Output the records exactly as they appear, with no pictures included.

- [Data supplied]:

^^^^^^^^^^^^^^^^

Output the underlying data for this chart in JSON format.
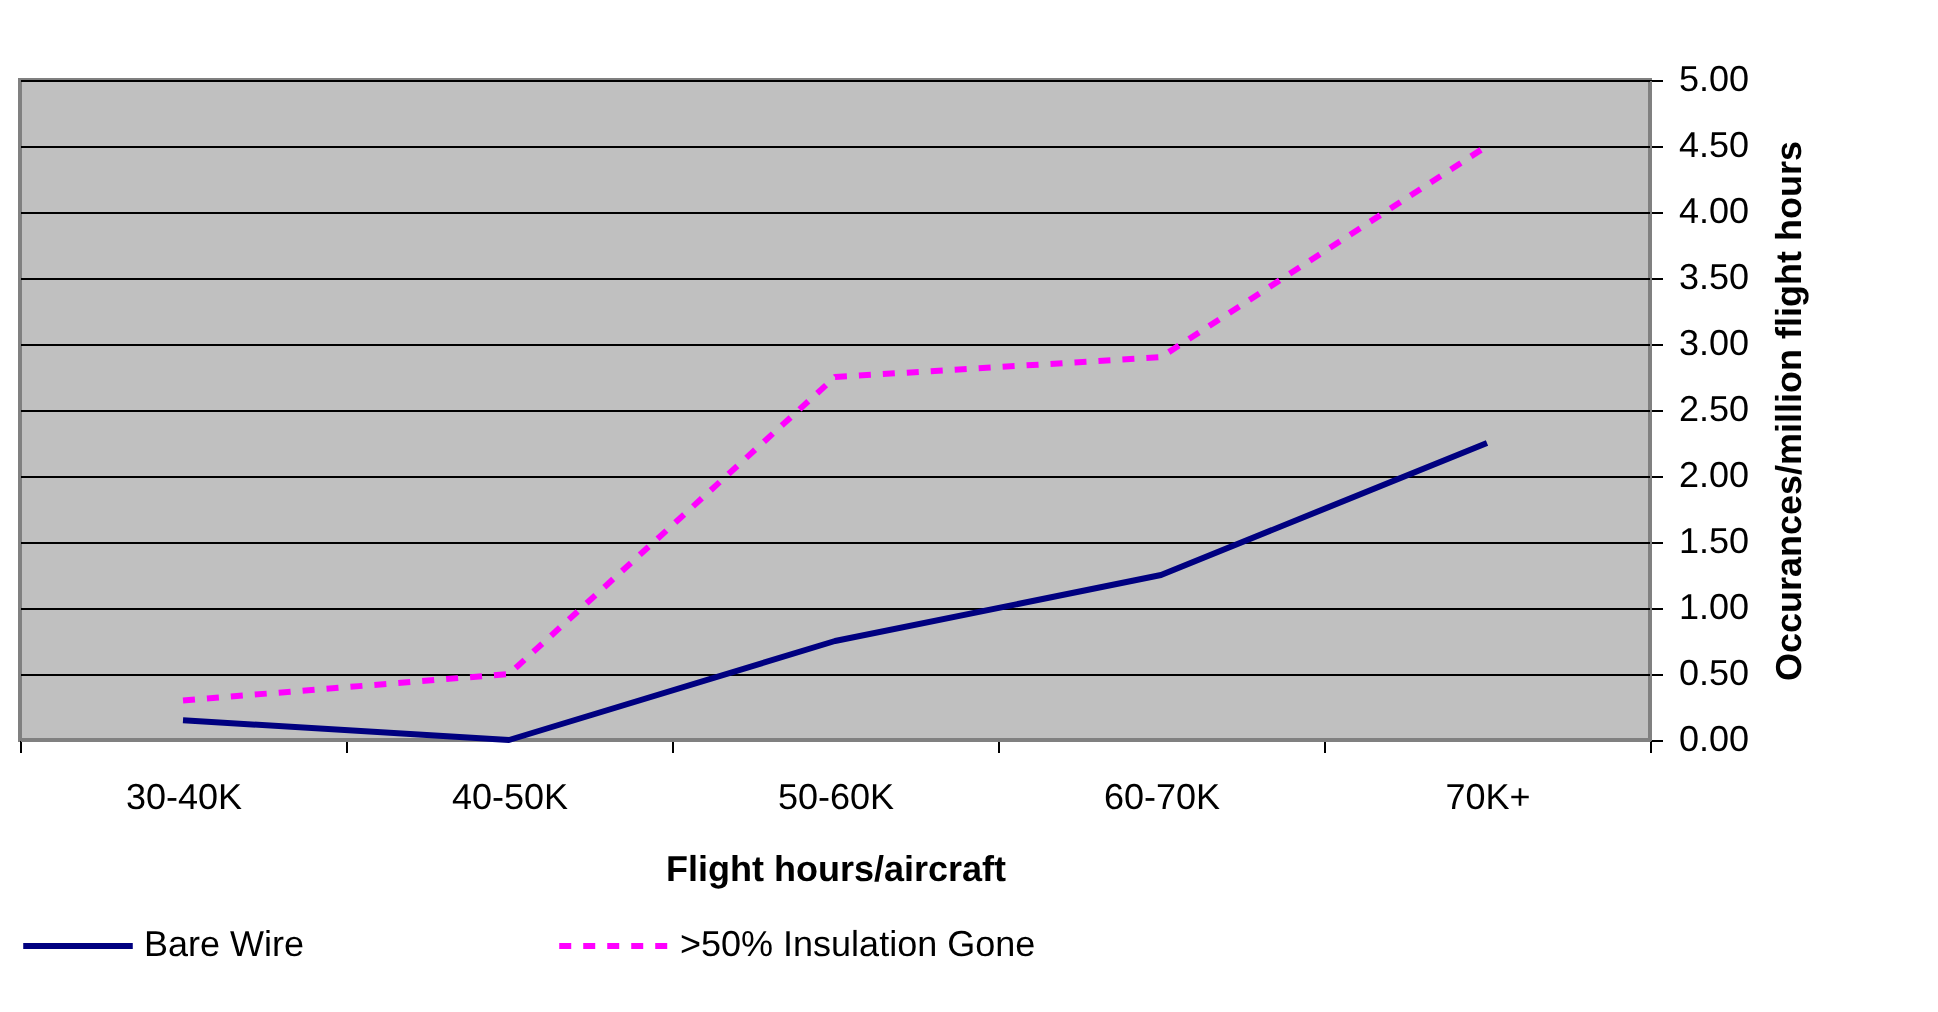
{
  "chart_data": {
    "type": "line",
    "xlabel": "Flight hours/aircraft",
    "ylabel": "Occurances/million flight hours",
    "categories": [
      "30-40K",
      "40-50K",
      "50-60K",
      "60-70K",
      "70K+"
    ],
    "series": [
      {
        "name": "Bare Wire",
        "color": "#000080",
        "line_style": "solid",
        "values": [
          0.15,
          0,
          0.75,
          1.25,
          2.25
        ]
      },
      {
        "name": ">50% Insulation Gone",
        "color": "#ff00ff",
        "line_style": "dashed",
        "values": [
          0.3,
          0.5,
          2.75,
          2.9,
          4.5
        ]
      }
    ],
    "ylim": [
      0,
      5
    ],
    "yticks": [
      {
        "value": 0,
        "label": "0.00"
      },
      {
        "value": 0.5,
        "label": "0.50"
      },
      {
        "value": 1,
        "label": "1.00"
      },
      {
        "value": 1.5,
        "label": "1.50"
      },
      {
        "value": 2,
        "label": "2.00"
      },
      {
        "value": 2.5,
        "label": "2.50"
      },
      {
        "value": 3,
        "label": "3.00"
      },
      {
        "value": 3.5,
        "label": "3.50"
      },
      {
        "value": 4,
        "label": "4.00"
      },
      {
        "value": 4.5,
        "label": "4.50"
      },
      {
        "value": 5,
        "label": "5.00"
      }
    ],
    "grid": "y",
    "legend": "bottom",
    "marker": "none"
  }
}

^^^^^^^^^^^^^^^^

- [Solution for this exercise]:
Output the underlying data for this chart in JSON format.
{
  "chart_data": {
    "type": "line",
    "xlabel": "Flight hours/aircraft",
    "ylabel": "Occurances/million flight hours",
    "categories": [
      "30-40K",
      "40-50K",
      "50-60K",
      "60-70K",
      "70K+"
    ],
    "series": [
      {
        "name": "Bare Wire",
        "color": "#000080",
        "line_style": "solid",
        "values": [
          0.15,
          0,
          0.75,
          1.25,
          2.25
        ]
      },
      {
        "name": ">50% Insulation Gone",
        "color": "#ff00ff",
        "line_style": "dashed",
        "values": [
          0.3,
          0.5,
          2.75,
          2.9,
          4.5
        ]
      }
    ],
    "ylim": [
      0,
      5
    ],
    "yticks": [
      {
        "value": 0,
        "label": "0.00"
      },
      {
        "value": 0.5,
        "label": "0.50"
      },
      {
        "value": 1,
        "label": "1.00"
      },
      {
        "value": 1.5,
        "label": "1.50"
      },
      {
        "value": 2,
        "label": "2.00"
      },
      {
        "value": 2.5,
        "label": "2.50"
      },
      {
        "value": 3,
        "label": "3.00"
      },
      {
        "value": 3.5,
        "label": "3.50"
      },
      {
        "value": 4,
        "label": "4.00"
      },
      {
        "value": 4.5,
        "label": "4.50"
      },
      {
        "value": 5,
        "label": "5.00"
      }
    ],
    "grid": "y",
    "legend": "bottom",
    "marker": "none"
  }
}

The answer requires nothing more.